*Request A*:
Rewrite the rows from the first one through the row containing "518, 202, 538]", replacing "size-info-cell" with "size-table-cell" and leaving everything else unchanged.

*Provided passage*:
** Begin **

Her, She, The Immortal Beloved/The Other. Conjunction, communion, consecration and the completion of the whole. The human race advanced and all souls salved as two souls unite. The sacred merging of art and sex to touch God
.

Those women could not have read my heart. My heart would have horrified them.

I want to crawl up inside you and offer you the same comfort. Cup my ears. I’ll do the same for you. The scream of the world is unbearable and only we know what it means
.

I put that out to total strangers. My botched repartee was the scream. It was the high-note dissonance in Beethoven’s late quartets. I remained that obsessed in a dead-sober state. There was no hint of abatement and no sign of release.

Sobriety kicked in. That death scare kept me focused. The dutiful part of my nature got buttressed all day every day. AA offered me absolutism and a compatible latitude in my faith. Half of my sober comrades were women. I studied them and tore through unrequited crushes at great speed. They joined me in the dark. I reconstructed the words they spoke in meetings and altered the meaning of their lives to spotlight their fictive love for me.

It was all about recognition. The dialogue was encapsulated 50/50. We shared the truth of our lives on an equal basis and kissed. We stepped back from the brink of precipitous passion, pledged monogamy and made love. I masturbated then. That part of my sojourn ended abruptly.
Whew
—now we can talk about what it all
means
.

Soft-focus pix scrolled along with the pillow talk. Women never seen naked appeared in the buff beside me. Melinda D. folds a breast back to burrow closer in. I touch the acne scars on Pat J.’s neck to tell her it’s okay. She shakes her head, removes my hand and goes, Hush now. Moonlight beams through my dive hotel window. Laurie B.’s got tears in her eyes. I’m smiling because she just said, I love you. She laughs and tugs at my grotesque little teeth.

It was like that. It was over 30 years ago—and I cannot let go of one moment of it
.

** End **

*Request B*:
In the provided passage, what does the narrator say their botched repartee was like?

*Raw data*:
** Begin **

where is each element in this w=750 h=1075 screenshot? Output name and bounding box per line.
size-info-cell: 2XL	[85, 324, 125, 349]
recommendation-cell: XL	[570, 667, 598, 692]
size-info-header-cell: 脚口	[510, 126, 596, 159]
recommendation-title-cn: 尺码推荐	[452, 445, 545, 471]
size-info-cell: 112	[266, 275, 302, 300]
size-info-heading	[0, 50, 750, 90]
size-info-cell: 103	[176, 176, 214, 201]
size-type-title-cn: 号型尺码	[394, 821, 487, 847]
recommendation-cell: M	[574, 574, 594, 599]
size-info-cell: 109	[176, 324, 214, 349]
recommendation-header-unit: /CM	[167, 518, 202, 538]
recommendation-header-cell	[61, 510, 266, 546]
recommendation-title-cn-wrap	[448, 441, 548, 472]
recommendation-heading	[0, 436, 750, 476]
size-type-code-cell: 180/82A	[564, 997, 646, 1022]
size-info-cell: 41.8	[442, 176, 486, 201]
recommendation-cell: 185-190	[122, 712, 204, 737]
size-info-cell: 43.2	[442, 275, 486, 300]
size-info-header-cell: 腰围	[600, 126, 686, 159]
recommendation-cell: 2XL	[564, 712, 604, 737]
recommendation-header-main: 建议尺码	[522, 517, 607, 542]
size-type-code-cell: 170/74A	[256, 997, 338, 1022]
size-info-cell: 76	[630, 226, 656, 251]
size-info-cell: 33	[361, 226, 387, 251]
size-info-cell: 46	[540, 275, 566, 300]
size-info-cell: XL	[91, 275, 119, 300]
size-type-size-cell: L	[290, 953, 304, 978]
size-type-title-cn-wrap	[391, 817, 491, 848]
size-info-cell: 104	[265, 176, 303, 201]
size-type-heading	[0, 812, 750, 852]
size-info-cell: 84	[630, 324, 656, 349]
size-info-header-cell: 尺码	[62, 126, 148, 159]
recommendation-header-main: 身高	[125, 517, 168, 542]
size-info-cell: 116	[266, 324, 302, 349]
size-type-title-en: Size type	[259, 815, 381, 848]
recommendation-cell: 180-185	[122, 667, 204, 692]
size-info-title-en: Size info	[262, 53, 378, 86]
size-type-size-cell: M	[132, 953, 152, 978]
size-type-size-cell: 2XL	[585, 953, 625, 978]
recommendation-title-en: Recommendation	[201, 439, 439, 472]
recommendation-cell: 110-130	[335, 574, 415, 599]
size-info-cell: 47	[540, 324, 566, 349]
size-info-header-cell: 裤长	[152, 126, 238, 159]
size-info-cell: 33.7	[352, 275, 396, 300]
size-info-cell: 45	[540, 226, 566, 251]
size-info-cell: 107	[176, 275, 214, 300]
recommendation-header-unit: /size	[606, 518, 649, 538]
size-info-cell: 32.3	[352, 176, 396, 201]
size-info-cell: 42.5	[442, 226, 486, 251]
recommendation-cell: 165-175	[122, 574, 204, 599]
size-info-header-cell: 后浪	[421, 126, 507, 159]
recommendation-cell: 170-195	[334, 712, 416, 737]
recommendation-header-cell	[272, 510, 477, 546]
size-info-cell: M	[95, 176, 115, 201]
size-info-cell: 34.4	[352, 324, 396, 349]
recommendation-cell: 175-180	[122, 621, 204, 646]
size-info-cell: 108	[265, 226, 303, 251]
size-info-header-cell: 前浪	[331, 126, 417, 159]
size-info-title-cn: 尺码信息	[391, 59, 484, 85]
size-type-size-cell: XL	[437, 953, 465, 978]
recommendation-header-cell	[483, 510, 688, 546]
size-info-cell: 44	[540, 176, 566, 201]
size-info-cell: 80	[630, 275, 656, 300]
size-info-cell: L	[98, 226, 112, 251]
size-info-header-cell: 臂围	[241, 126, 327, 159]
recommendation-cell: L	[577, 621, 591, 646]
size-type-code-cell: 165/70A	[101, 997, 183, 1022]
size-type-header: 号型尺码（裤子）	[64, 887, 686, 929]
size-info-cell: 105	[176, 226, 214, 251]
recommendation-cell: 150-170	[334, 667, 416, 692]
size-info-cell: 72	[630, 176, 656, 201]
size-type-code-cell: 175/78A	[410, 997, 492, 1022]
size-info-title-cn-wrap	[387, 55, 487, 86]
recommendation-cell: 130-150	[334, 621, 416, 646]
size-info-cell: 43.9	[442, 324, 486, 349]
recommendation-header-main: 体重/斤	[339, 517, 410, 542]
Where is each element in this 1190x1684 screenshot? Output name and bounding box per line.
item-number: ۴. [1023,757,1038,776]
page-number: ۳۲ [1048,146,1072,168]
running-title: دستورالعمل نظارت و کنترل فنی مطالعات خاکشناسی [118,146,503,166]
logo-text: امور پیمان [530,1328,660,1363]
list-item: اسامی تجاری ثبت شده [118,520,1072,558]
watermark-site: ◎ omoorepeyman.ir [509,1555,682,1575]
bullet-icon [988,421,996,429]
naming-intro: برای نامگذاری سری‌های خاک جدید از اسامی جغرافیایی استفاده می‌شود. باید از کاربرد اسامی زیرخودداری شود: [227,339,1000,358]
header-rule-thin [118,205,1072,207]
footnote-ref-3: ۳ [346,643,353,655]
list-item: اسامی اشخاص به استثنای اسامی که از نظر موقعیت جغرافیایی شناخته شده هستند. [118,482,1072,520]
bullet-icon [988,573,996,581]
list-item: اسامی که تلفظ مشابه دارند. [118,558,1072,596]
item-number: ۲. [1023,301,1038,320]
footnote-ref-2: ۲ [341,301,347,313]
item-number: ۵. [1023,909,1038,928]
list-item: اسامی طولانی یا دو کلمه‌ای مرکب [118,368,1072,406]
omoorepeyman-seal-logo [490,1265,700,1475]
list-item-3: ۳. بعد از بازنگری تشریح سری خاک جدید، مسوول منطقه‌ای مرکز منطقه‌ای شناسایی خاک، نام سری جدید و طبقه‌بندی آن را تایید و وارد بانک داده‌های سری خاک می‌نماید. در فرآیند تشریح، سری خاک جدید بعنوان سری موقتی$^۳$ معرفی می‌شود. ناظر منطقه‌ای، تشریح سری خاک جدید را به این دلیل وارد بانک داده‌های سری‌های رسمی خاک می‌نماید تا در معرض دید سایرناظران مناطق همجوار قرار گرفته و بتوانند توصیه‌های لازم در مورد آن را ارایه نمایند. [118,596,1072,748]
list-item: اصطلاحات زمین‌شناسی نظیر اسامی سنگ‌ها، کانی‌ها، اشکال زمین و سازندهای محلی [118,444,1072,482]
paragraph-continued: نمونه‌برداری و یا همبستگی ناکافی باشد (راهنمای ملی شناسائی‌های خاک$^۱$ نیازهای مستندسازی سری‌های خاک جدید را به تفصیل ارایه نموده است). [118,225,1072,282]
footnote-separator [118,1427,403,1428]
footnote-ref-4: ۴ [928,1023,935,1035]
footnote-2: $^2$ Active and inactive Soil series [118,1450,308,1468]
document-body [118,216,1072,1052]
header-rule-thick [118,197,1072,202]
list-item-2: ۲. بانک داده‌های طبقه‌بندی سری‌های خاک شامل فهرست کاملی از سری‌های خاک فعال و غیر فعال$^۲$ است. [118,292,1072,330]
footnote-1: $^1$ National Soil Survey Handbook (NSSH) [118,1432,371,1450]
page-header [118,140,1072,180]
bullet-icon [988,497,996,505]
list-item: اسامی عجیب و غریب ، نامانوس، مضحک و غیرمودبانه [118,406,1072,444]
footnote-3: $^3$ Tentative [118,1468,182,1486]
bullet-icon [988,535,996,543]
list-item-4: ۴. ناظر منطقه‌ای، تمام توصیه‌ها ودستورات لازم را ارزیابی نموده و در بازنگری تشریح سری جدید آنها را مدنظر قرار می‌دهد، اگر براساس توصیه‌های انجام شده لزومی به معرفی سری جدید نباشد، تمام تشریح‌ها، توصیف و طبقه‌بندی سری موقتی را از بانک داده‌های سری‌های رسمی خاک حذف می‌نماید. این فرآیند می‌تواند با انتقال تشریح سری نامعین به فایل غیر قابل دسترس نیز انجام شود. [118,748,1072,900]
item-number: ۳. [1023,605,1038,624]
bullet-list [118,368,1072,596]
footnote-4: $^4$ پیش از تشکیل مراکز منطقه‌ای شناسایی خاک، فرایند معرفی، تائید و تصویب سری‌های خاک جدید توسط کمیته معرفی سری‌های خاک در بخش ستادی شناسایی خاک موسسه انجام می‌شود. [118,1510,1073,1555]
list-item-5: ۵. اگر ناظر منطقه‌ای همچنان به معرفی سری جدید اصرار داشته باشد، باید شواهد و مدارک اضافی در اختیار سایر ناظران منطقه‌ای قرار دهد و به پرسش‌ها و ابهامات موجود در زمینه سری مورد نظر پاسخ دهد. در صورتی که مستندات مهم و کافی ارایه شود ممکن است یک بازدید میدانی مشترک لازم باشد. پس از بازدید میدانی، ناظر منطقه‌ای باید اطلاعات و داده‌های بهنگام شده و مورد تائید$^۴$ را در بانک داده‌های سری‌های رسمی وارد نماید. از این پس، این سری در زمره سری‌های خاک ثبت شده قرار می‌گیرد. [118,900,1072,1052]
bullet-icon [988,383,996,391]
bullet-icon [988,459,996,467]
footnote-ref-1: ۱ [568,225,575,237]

** End **

*Complete output A*:
where is each element in this w=750 h=1075 screenshot? Output name and bounding box per line.
size-table-cell: 2XL	[85, 324, 125, 349]
recommendation-cell: XL	[570, 667, 598, 692]
size-info-header-cell: 脚口	[510, 126, 596, 159]
recommendation-title-cn: 尺码推荐	[452, 445, 545, 471]
size-table-cell: 112	[266, 275, 302, 300]
size-info-heading	[0, 50, 750, 90]
size-table-cell: 103	[176, 176, 214, 201]
size-type-title-cn: 号型尺码	[394, 821, 487, 847]
recommendation-cell: M	[574, 574, 594, 599]
size-table-cell: 109	[176, 324, 214, 349]
recommendation-header-unit: /CM	[167, 518, 202, 538]

*Complete output B*:
It was like the high-note dissonance in Beethoven's late quartets.